** START **
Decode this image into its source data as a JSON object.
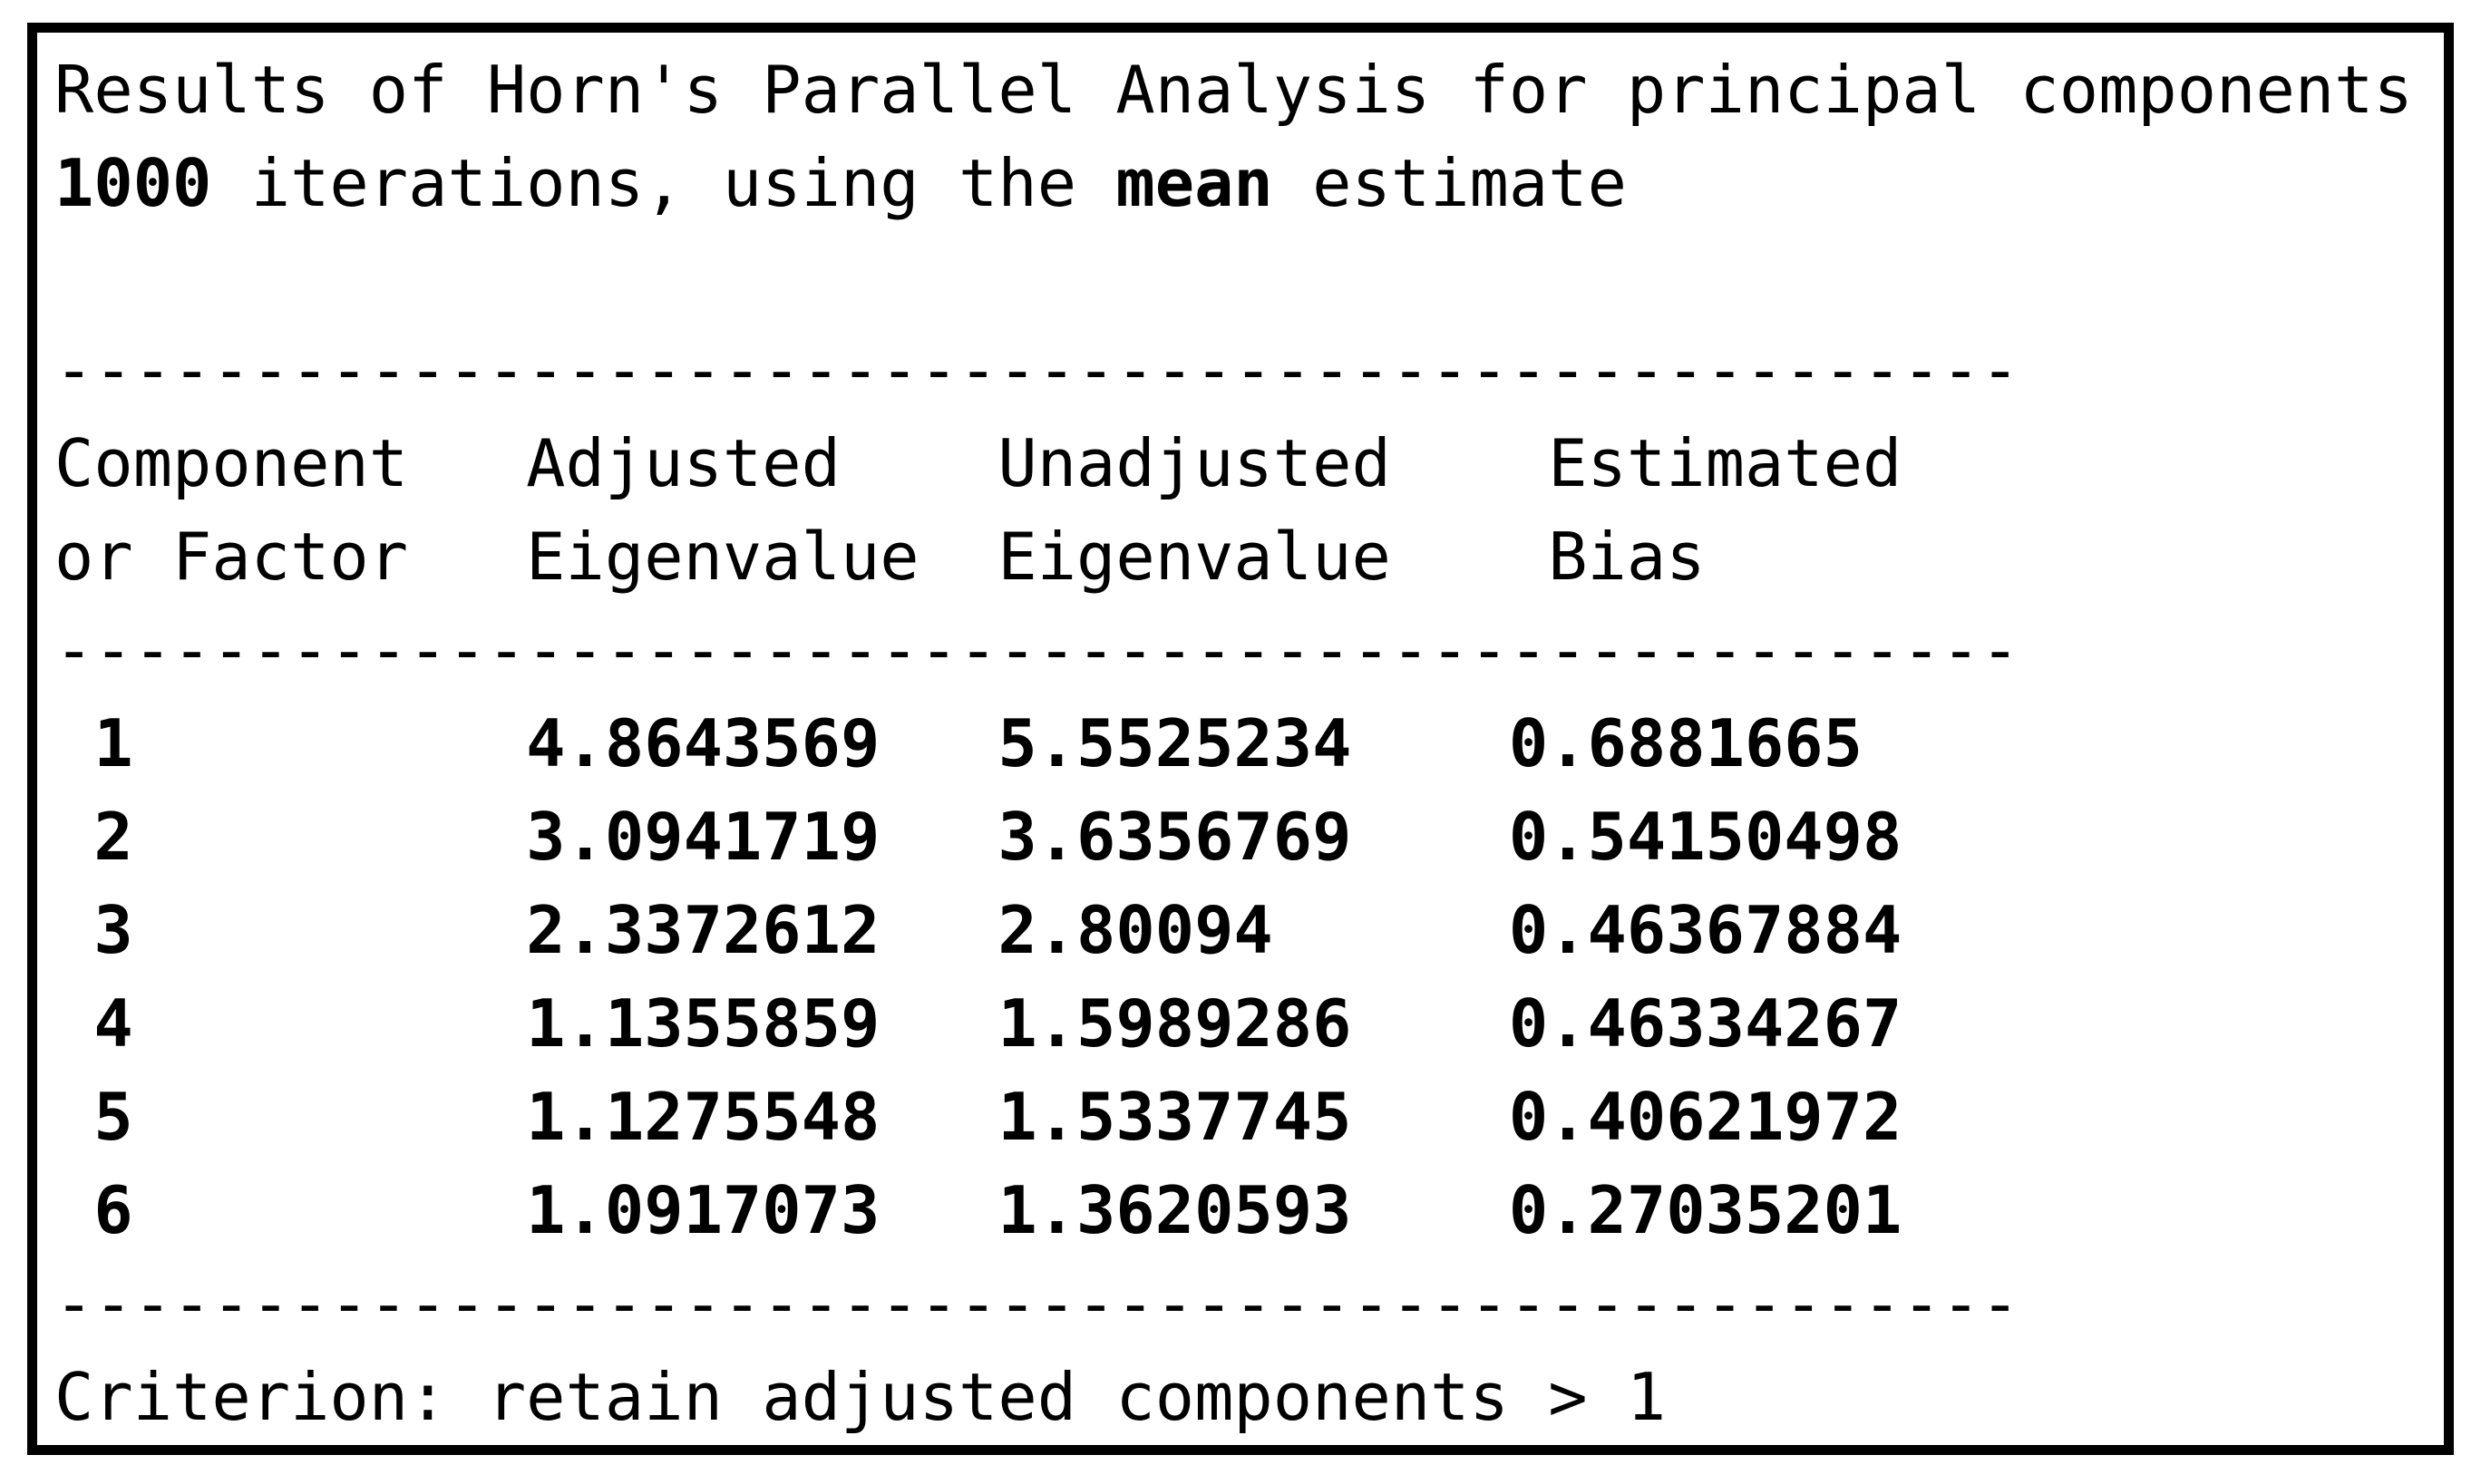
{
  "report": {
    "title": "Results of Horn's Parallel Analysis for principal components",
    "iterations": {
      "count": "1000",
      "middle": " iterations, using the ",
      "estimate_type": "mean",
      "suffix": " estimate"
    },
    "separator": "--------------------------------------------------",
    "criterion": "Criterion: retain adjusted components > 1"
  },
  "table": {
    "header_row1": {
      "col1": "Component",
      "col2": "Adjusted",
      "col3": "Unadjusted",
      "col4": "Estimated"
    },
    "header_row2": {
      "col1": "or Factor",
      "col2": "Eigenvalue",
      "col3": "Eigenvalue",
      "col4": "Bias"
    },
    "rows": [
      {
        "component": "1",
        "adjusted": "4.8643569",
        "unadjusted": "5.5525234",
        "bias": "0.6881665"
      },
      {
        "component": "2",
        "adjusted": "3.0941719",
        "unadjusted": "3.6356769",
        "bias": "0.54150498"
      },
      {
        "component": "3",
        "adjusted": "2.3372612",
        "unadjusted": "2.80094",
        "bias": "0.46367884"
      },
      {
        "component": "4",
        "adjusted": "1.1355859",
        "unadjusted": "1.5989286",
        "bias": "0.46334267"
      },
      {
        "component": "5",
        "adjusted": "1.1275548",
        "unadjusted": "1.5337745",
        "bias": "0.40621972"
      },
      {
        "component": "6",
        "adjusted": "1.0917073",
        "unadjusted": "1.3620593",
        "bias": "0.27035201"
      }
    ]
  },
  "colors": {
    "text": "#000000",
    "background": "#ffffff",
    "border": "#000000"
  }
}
** END **
_TASK DETAILS_
Copy each line above that contains the word "components".

_TASK SOLUTION_
    "title": "Results of Horn's Parallel Analysis for principal components",
    "criterion": "Criterion: retain adjusted components > 1"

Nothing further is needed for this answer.